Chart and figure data

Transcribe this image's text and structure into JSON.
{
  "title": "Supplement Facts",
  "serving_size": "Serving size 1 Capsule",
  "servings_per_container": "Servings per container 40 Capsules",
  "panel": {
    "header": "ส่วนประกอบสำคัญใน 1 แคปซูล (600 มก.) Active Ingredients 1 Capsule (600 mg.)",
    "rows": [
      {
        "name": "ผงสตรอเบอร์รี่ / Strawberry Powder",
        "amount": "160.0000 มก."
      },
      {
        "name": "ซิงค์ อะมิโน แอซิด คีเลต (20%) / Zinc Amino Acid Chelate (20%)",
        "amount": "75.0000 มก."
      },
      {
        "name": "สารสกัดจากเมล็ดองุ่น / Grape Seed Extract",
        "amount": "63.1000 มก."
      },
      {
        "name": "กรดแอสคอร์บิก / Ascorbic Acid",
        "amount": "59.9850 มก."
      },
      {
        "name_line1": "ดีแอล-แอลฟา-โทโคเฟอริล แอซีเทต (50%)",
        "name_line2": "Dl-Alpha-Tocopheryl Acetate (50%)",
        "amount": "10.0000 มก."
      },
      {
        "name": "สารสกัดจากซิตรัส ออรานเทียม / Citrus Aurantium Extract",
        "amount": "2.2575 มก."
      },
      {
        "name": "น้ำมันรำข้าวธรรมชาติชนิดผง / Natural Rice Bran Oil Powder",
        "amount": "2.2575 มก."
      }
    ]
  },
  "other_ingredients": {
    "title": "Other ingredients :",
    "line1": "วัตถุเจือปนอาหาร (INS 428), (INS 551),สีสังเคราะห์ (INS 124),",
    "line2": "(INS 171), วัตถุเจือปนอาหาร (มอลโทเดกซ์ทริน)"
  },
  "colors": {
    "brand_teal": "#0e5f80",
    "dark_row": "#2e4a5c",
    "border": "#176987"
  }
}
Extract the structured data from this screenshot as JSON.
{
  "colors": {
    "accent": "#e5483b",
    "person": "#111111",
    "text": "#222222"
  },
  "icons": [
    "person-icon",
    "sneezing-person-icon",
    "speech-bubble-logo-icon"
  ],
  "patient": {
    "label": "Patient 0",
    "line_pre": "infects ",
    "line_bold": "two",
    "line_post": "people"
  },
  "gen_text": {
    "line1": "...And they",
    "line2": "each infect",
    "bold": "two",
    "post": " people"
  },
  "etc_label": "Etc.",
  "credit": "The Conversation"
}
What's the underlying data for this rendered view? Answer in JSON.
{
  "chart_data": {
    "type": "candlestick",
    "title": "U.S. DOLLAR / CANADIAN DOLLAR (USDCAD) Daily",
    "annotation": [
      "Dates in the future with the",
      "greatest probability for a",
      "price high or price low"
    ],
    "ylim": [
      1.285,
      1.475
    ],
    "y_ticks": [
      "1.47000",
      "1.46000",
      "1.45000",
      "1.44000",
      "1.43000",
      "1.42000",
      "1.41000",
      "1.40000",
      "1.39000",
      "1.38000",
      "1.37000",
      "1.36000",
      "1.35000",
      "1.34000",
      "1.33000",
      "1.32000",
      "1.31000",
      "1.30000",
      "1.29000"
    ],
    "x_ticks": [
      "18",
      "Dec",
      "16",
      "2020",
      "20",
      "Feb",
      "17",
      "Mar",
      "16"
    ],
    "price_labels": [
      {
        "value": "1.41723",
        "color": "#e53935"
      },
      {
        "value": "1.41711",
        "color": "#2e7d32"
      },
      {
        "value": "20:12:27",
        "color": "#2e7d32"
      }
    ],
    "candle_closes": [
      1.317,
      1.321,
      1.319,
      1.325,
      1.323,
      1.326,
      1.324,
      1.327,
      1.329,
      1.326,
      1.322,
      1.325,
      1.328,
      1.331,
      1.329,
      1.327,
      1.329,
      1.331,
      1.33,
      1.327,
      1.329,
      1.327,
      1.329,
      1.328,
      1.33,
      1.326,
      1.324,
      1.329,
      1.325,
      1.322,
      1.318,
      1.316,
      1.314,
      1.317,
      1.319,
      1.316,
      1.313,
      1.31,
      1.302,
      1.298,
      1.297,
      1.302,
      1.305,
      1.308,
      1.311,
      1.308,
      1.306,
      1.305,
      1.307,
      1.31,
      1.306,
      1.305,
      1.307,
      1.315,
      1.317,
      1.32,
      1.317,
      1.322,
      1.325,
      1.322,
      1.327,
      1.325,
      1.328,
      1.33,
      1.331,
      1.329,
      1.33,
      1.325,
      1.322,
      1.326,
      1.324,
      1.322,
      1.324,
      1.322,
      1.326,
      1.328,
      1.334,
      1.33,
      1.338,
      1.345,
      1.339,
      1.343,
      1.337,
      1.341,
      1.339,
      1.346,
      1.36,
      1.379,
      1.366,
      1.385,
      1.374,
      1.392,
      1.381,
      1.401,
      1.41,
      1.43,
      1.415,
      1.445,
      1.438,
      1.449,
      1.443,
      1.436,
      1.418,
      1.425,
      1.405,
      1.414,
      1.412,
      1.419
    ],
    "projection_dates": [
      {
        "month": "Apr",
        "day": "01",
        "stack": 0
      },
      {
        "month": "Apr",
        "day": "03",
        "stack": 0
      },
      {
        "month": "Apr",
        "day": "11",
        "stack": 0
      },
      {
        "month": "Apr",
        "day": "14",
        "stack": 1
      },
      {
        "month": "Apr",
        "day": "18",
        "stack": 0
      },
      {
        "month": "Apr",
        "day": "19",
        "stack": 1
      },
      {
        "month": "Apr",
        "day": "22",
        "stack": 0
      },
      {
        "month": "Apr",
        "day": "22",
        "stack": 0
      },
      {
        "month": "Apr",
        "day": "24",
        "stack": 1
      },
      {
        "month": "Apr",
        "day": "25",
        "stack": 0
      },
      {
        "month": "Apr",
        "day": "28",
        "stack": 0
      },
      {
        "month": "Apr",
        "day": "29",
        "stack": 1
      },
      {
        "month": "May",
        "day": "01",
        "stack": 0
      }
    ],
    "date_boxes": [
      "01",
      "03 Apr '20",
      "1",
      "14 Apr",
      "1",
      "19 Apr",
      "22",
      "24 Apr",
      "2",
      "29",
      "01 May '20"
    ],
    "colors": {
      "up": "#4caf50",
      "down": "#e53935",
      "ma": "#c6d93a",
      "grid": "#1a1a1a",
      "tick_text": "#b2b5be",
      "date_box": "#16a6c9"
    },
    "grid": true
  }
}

*What to do*: Look through the data and show every line containing "this".

*Written reply*:
Transcribe this image's text and structure into JSON.
Extract the structured data from this screenshot as JSON.
What's the underlying data for this rendered view? Answer in JSON.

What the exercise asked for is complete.